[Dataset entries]
===============

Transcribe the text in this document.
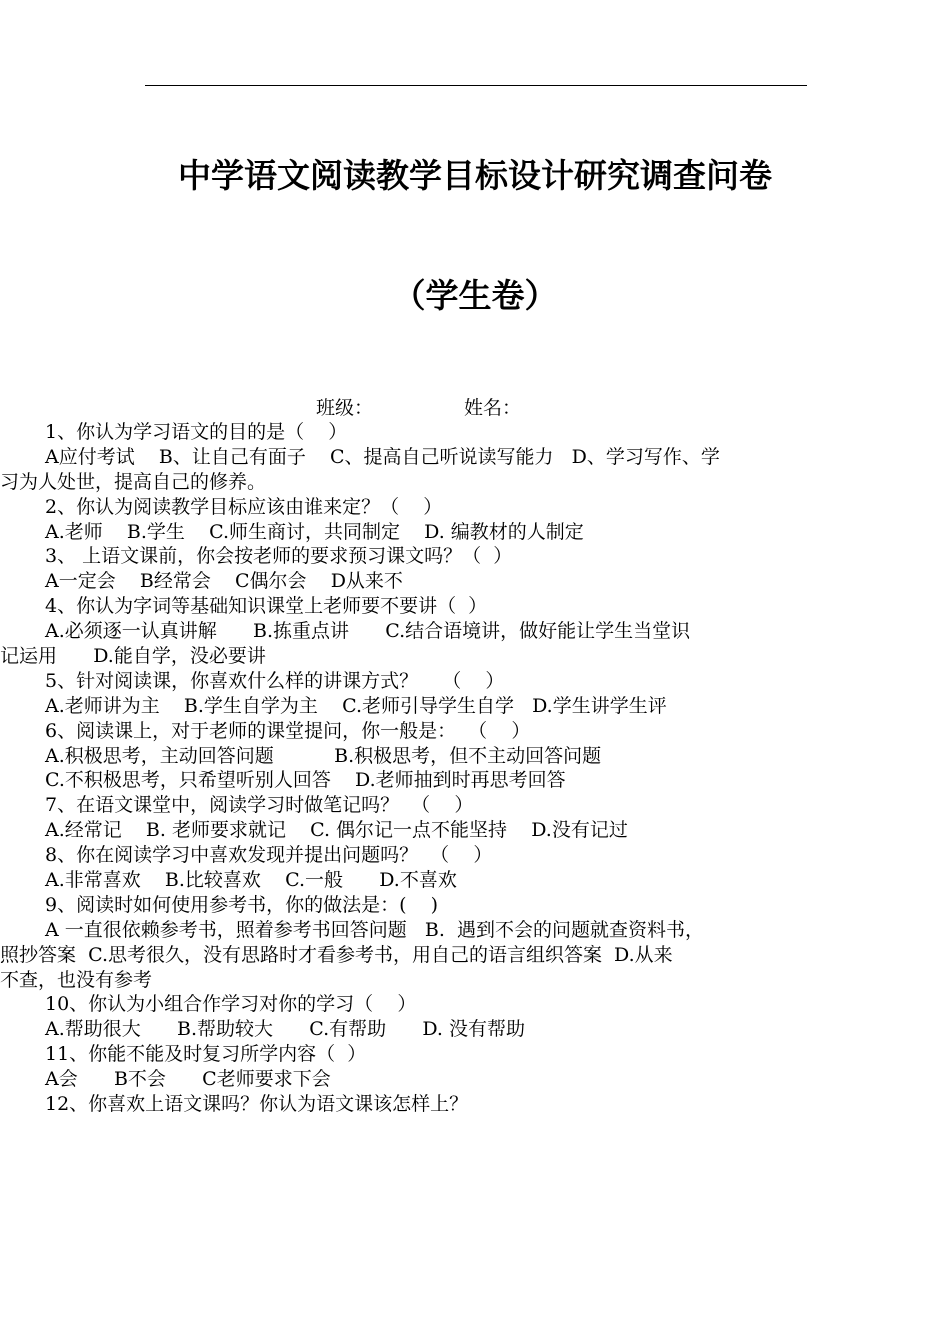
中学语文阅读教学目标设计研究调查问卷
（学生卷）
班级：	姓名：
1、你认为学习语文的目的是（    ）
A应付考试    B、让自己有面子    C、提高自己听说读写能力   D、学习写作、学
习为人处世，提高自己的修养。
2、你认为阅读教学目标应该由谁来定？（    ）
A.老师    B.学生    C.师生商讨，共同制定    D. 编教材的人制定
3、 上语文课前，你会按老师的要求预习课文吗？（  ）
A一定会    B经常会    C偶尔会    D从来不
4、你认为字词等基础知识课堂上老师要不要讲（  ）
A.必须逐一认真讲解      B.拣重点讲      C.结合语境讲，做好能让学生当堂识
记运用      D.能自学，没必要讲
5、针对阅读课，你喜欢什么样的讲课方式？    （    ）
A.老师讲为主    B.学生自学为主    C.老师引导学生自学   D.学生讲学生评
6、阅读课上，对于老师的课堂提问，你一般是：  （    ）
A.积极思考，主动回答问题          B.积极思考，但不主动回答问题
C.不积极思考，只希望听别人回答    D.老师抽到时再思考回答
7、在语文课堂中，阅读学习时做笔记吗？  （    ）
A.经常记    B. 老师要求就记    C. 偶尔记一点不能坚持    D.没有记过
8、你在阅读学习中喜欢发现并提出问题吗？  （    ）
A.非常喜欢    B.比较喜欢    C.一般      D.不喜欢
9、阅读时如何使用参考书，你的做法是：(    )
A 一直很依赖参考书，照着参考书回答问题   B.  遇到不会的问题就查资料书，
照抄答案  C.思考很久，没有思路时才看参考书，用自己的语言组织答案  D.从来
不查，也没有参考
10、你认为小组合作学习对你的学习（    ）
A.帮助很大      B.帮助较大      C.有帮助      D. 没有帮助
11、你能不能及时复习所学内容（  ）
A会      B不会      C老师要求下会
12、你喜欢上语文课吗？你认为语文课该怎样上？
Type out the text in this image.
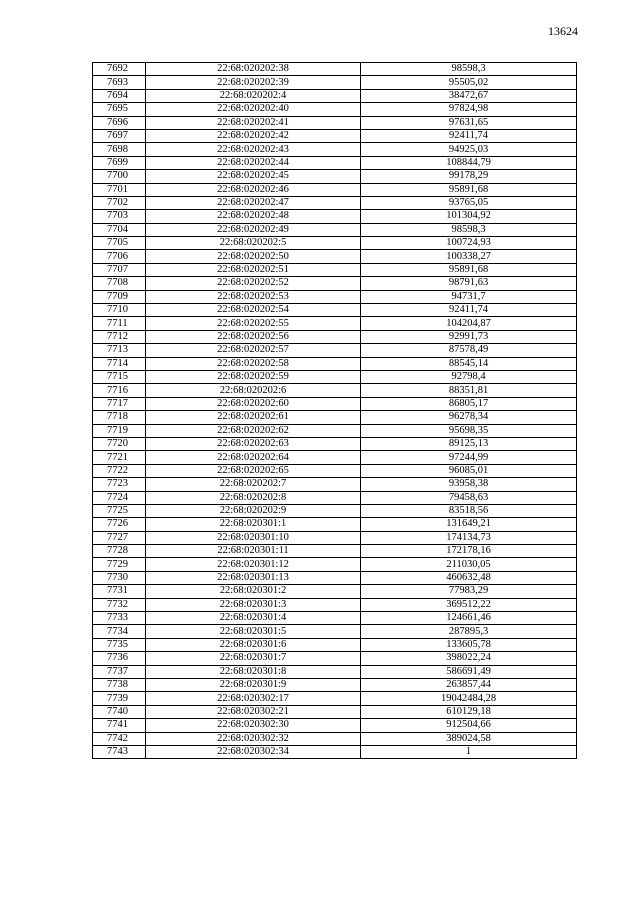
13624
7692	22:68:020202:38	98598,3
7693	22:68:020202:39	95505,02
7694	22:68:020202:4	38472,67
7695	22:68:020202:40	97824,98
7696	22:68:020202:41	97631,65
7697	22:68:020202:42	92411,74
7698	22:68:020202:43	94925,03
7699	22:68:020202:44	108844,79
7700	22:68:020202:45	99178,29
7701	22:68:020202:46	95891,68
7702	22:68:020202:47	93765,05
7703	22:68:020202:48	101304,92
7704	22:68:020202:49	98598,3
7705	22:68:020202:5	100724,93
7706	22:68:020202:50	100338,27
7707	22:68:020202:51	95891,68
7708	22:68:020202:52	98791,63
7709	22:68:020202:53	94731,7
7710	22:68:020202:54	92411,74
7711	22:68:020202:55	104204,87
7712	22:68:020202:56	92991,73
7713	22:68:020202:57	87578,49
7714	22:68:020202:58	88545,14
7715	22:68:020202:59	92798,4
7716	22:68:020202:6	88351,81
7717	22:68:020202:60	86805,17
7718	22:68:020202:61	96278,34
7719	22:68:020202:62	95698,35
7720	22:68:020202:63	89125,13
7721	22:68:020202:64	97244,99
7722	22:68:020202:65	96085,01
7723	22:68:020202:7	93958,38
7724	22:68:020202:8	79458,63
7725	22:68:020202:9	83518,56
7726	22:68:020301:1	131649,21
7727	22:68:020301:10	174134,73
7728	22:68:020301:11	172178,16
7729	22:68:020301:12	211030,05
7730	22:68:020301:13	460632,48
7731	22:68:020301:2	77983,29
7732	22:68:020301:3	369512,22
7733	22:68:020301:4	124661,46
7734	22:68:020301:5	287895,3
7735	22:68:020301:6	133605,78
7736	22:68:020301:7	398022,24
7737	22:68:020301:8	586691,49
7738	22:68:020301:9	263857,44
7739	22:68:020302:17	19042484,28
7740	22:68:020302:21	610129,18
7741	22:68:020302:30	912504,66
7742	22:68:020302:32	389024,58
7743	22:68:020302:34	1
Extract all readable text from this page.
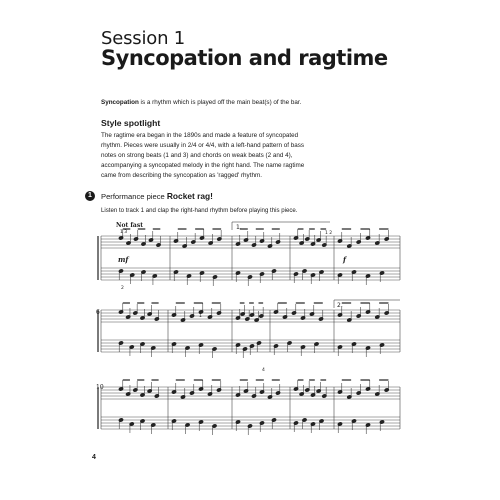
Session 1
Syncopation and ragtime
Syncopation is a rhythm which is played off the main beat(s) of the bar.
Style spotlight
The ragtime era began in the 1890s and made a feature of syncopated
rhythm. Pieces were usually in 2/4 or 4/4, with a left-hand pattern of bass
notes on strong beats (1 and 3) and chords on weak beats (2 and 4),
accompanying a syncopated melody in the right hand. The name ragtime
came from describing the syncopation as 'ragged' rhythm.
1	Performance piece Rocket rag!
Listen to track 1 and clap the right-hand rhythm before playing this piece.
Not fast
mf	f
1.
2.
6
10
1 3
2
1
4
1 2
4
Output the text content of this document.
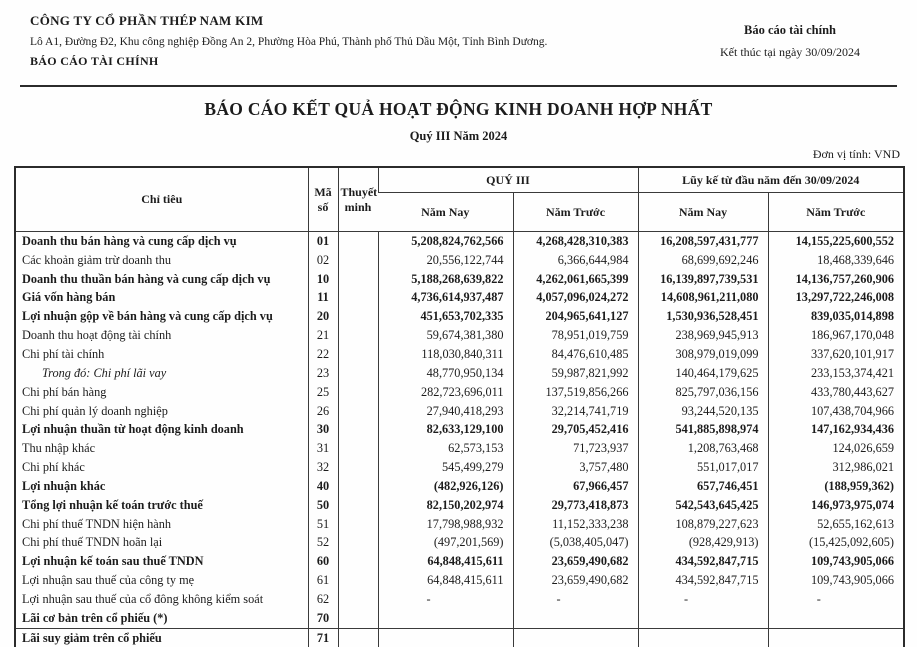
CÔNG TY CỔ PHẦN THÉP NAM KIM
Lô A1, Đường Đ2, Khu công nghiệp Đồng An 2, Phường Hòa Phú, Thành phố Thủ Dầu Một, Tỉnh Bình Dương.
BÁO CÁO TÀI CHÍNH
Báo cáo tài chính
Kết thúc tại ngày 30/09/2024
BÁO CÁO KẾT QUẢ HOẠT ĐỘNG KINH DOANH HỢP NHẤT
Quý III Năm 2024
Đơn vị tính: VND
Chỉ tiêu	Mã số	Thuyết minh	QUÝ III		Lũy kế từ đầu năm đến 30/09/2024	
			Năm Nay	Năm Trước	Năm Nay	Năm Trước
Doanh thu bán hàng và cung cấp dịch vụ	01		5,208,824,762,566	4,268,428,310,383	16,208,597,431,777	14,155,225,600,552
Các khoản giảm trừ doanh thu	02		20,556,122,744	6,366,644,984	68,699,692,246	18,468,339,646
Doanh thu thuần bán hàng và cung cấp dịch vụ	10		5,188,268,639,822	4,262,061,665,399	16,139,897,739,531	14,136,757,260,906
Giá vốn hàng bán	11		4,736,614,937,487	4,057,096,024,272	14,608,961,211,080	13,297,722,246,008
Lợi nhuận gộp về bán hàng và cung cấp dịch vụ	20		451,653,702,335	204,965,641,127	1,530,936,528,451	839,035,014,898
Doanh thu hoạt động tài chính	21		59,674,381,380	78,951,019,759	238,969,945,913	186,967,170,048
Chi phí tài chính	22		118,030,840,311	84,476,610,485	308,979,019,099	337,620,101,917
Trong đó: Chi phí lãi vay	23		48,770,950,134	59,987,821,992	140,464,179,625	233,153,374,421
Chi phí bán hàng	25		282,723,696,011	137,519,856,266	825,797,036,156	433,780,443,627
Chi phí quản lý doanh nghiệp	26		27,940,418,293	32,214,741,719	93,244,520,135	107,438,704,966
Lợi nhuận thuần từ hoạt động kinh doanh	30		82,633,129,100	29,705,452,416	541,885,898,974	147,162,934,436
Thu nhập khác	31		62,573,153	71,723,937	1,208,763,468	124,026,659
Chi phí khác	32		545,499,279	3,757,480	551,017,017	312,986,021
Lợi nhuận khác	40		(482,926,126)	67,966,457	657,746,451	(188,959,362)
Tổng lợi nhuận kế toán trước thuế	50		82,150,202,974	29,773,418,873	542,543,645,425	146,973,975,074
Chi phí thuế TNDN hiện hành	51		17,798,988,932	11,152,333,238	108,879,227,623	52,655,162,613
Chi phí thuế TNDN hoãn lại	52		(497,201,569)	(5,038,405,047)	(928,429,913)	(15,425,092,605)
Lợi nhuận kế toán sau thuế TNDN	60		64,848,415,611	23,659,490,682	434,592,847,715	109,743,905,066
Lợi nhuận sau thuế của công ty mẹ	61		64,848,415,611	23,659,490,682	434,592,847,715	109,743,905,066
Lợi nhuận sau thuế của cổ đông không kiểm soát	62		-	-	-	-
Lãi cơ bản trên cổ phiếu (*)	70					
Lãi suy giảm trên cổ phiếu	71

===============

Write out the whole listing again, exactly, with no pictures.

## SOLUTION TO THE EXERCISE:
Transcribe the text in this document.
中学语文阅读教学目标设计研究调查问卷
（学生卷）
班级：	姓名：
1、你认为学习语文的目的是（    ）
A应付考试    B、让自己有面子    C、提高自己听说读写能力   D、学习写作、学
习为人处世，提高自己的修养。
2、你认为阅读教学目标应该由谁来定？（    ）
A.老师    B.学生    C.师生商讨，共同制定    D. 编教材的人制定
3、 上语文课前，你会按老师的要求预习课文吗？（  ）
A一定会    B经常会    C偶尔会    D从来不
4、你认为字词等基础知识课堂上老师要不要讲（  ）
A.必须逐一认真讲解      B.拣重点讲      C.结合语境讲，做好能让学生当堂识
记运用      D.能自学，没必要讲
5、针对阅读课，你喜欢什么样的讲课方式？    （    ）
A.老师讲为主    B.学生自学为主    C.老师引导学生自学   D.学生讲学生评
6、阅读课上，对于老师的课堂提问，你一般是：  （    ）
A.积极思考，主动回答问题          B.积极思考，但不主动回答问题
C.不积极思考，只希望听别人回答    D.老师抽到时再思考回答
7、在语文课堂中，阅读学习时做笔记吗？  （    ）
A.经常记    B. 老师要求就记    C. 偶尔记一点不能坚持    D.没有记过
8、你在阅读学习中喜欢发现并提出问题吗？  （    ）
A.非常喜欢    B.比较喜欢    C.一般      D.不喜欢
9、阅读时如何使用参考书，你的做法是：(    )
A 一直很依赖参考书，照着参考书回答问题   B.  遇到不会的问题就查资料书，
照抄答案  C.思考很久，没有思路时才看参考书，用自己的语言组织答案  D.从来
不查，也没有参考
10、你认为小组合作学习对你的学习（    ）
A.帮助很大      B.帮助较大      C.有帮助      D. 没有帮助
11、你能不能及时复习所学内容（  ）
A会      B不会      C老师要求下会
12、你喜欢上语文课吗？你认为语文课该怎样上？
Type out the text in this image.
13624
7692	22:68:020202:38	98598,3
7693	22:68:020202:39	95505,02
7694	22:68:020202:4	38472,67
7695	22:68:020202:40	97824,98
7696	22:68:020202:41	97631,65
7697	22:68:020202:42	92411,74
7698	22:68:020202:43	94925,03
7699	22:68:020202:44	108844,79
7700	22:68:020202:45	99178,29
7701	22:68:020202:46	95891,68
7702	22:68:020202:47	93765,05
7703	22:68:020202:48	101304,92
7704	22:68:020202:49	98598,3
7705	22:68:020202:5	100724,93
7706	22:68:020202:50	100338,27
7707	22:68:020202:51	95891,68
7708	22:68:020202:52	98791,63
7709	22:68:020202:53	94731,7
7710	22:68:020202:54	92411,74
7711	22:68:020202:55	104204,87
7712	22:68:020202:56	92991,73
7713	22:68:020202:57	87578,49
7714	22:68:020202:58	88545,14
7715	22:68:020202:59	92798,4
7716	22:68:020202:6	88351,81
7717	22:68:020202:60	86805,17
7718	22:68:020202:61	96278,34
7719	22:68:020202:62	95698,35
7720	22:68:020202:63	89125,13
7721	22:68:020202:64	97244,99
7722	22:68:020202:65	96085,01
7723	22:68:020202:7	93958,38
7724	22:68:020202:8	79458,63
7725	22:68:020202:9	83518,56
7726	22:68:020301:1	131649,21
7727	22:68:020301:10	174134,73
7728	22:68:020301:11	172178,16
7729	22:68:020301:12	211030,05
7730	22:68:020301:13	460632,48
7731	22:68:020301:2	77983,29
7732	22:68:020301:3	369512,22
7733	22:68:020301:4	124661,46
7734	22:68:020301:5	287895,3
7735	22:68:020301:6	133605,78
7736	22:68:020301:7	398022,24
7737	22:68:020301:8	586691,49
7738	22:68:020301:9	263857,44
7739	22:68:020302:17	19042484,28
7740	22:68:020302:21	610129,18
7741	22:68:020302:30	912504,66
7742	22:68:020302:32	389024,58
7743	22:68:020302:34	1
Extract all readable text from this page.
Session 1
Syncopation and ragtime
Syncopation is a rhythm which is played off the main beat(s) of the bar.
Style spotlight
The ragtime era began in the 1890s and made a feature of syncopated
rhythm. Pieces were usually in 2/4 or 4/4, with a left-hand pattern of bass
notes on strong beats (1 and 3) and chords on weak beats (2 and 4),
accompanying a syncopated melody in the right hand. The name ragtime
came from describing the syncopation as 'ragged' rhythm.
1	Performance piece Rocket rag!
Listen to track 1 and clap the right-hand rhythm before playing this piece.
Not fast
mf	f
1.
2.
6
10
1 3
2
1
4
1 2
4
Output the text content of this document.
CÔNG TY CỔ PHẦN THÉP NAM KIM
Lô A1, Đường Đ2, Khu công nghiệp Đồng An 2, Phường Hòa Phú, Thành phố Thủ Dầu Một, Tỉnh Bình Dương.
BÁO CÁO TÀI CHÍNH
Báo cáo tài chính
Kết thúc tại ngày 30/09/2024
BÁO CÁO KẾT QUẢ HOẠT ĐỘNG KINH DOANH HỢP NHẤT
Quý III Năm 2024
Đơn vị tính: VND
Chỉ tiêu	Mã số	Thuyết minh	QUÝ III		Lũy kế từ đầu năm đến 30/09/2024	
			Năm Nay	Năm Trước	Năm Nay	Năm Trước
Doanh thu bán hàng và cung cấp dịch vụ	01		5,208,824,762,566	4,268,428,310,383	16,208,597,431,777	14,155,225,600,552
Các khoản giảm trừ doanh thu	02		20,556,122,744	6,366,644,984	68,699,692,246	18,468,339,646
Doanh thu thuần bán hàng và cung cấp dịch vụ	10		5,188,268,639,822	4,262,061,665,399	16,139,897,739,531	14,136,757,260,906
Giá vốn hàng bán	11		4,736,614,937,487	4,057,096,024,272	14,608,961,211,080	13,297,722,246,008
Lợi nhuận gộp về bán hàng và cung cấp dịch vụ	20		451,653,702,335	204,965,641,127	1,530,936,528,451	839,035,014,898
Doanh thu hoạt động tài chính	21		59,674,381,380	78,951,019,759	238,969,945,913	186,967,170,048
Chi phí tài chính	22		118,030,840,311	84,476,610,485	308,979,019,099	337,620,101,917
Trong đó: Chi phí lãi vay	23		48,770,950,134	59,987,821,992	140,464,179,625	233,153,374,421
Chi phí bán hàng	25		282,723,696,011	137,519,856,266	825,797,036,156	433,780,443,627
Chi phí quản lý doanh nghiệp	26		27,940,418,293	32,214,741,719	93,244,520,135	107,438,704,966
Lợi nhuận thuần từ hoạt động kinh doanh	30		82,633,129,100	29,705,452,416	541,885,898,974	147,162,934,436
Thu nhập khác	31		62,573,153	71,723,937	1,208,763,468	124,026,659
Chi phí khác	32		545,499,279	3,757,480	551,017,017	312,986,021
Lợi nhuận khác	40		(482,926,126)	67,966,457	657,746,451	(188,959,362)
Tổng lợi nhuận kế toán trước thuế	50		82,150,202,974	29,773,418,873	542,543,645,425	146,973,975,074
Chi phí thuế TNDN hiện hành	51		17,798,988,932	11,152,333,238	108,879,227,623	52,655,162,613
Chi phí thuế TNDN hoãn lại	52		(497,201,569)	(5,038,405,047)	(928,429,913)	(15,425,092,605)
Lợi nhuận kế toán sau thuế TNDN	60		64,848,415,611	23,659,490,682	434,592,847,715	109,743,905,066
Lợi nhuận sau thuế của công ty mẹ	61		64,848,415,611	23,659,490,682	434,592,847,715	109,743,905,066
Lợi nhuận sau thuế của cổ đông không kiểm soát	62		-	-	-	-
Lãi cơ bản trên cổ phiếu (*)	70					
Lãi suy giảm trên cổ phiếu	71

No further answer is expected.